Written problem
Repeat every record below exactly as it appears.

Stored data entries:
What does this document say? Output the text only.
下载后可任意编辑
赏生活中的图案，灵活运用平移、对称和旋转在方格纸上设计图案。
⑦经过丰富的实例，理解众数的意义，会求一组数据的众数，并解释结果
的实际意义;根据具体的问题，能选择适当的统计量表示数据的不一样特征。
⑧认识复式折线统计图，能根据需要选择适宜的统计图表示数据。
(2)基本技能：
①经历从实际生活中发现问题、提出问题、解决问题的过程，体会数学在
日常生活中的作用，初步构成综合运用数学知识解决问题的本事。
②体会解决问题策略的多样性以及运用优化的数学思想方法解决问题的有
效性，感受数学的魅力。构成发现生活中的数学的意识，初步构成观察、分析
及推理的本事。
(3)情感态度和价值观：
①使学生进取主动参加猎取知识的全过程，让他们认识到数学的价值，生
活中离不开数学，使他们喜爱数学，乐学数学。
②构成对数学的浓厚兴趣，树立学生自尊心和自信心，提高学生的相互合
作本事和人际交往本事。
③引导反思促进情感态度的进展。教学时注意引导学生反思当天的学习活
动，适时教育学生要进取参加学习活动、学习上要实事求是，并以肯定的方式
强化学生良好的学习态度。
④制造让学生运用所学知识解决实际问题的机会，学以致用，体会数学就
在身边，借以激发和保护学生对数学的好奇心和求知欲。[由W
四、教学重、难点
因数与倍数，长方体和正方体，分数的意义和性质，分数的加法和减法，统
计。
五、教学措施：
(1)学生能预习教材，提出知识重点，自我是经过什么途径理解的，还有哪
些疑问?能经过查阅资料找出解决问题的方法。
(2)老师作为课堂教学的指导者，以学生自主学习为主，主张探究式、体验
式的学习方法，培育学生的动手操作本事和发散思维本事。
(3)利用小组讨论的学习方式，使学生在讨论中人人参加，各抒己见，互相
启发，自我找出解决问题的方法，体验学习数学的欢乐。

Full answer
What does this document say? Output the text only.
下载后可任意编辑
赏生活中的图案，灵活运用平移、对称和旋转在方格纸上设计图案。
⑦经过丰富的实例，理解众数的意义，会求一组数据的众数，并解释结果
的实际意义;根据具体的问题，能选择适当的统计量表示数据的不一样特征。
⑧认识复式折线统计图，能根据需要选择适宜的统计图表示数据。
(2)基本技能：
①经历从实际生活中发现问题、提出问题、解决问题的过程，体会数学在
日常生活中的作用，初步构成综合运用数学知识解决问题的本事。
②体会解决问题策略的多样性以及运用优化的数学思想方法解决问题的有
效性，感受数学的魅力。构成发现生活中的数学的意识，初步构成观察、分析
及推理的本事。
(3)情感态度和价值观：
①使学生进取主动参加猎取知识的全过程，让他们认识到数学的价值，生
活中离不开数学，使他们喜爱数学，乐学数学。
②构成对数学的浓厚兴趣，树立学生自尊心和自信心，提高学生的相互合
作本事和人际交往本事。
③引导反思促进情感态度的进展。教学时注意引导学生反思当天的学习活
动，适时教育学生要进取参加学习活动、学习上要实事求是，并以肯定的方式
强化学生良好的学习态度。
④制造让学生运用所学知识解决实际问题的机会，学以致用，体会数学就
在身边，借以激发和保护学生对数学的好奇心和求知欲。[由W
四、教学重、难点
因数与倍数，长方体和正方体，分数的意义和性质，分数的加法和减法，统
计。
五、教学措施：
(1)学生能预习教材，提出知识重点，自我是经过什么途径理解的，还有哪
些疑问?能经过查阅资料找出解决问题的方法。
(2)老师作为课堂教学的指导者，以学生自主学习为主，主张探究式、体验
式的学习方法，培育学生的动手操作本事和发散思维本事。
(3)利用小组讨论的学习方式，使学生在讨论中人人参加，各抒己见，互相
启发，自我找出解决问题的方法，体验学习数学的欢乐。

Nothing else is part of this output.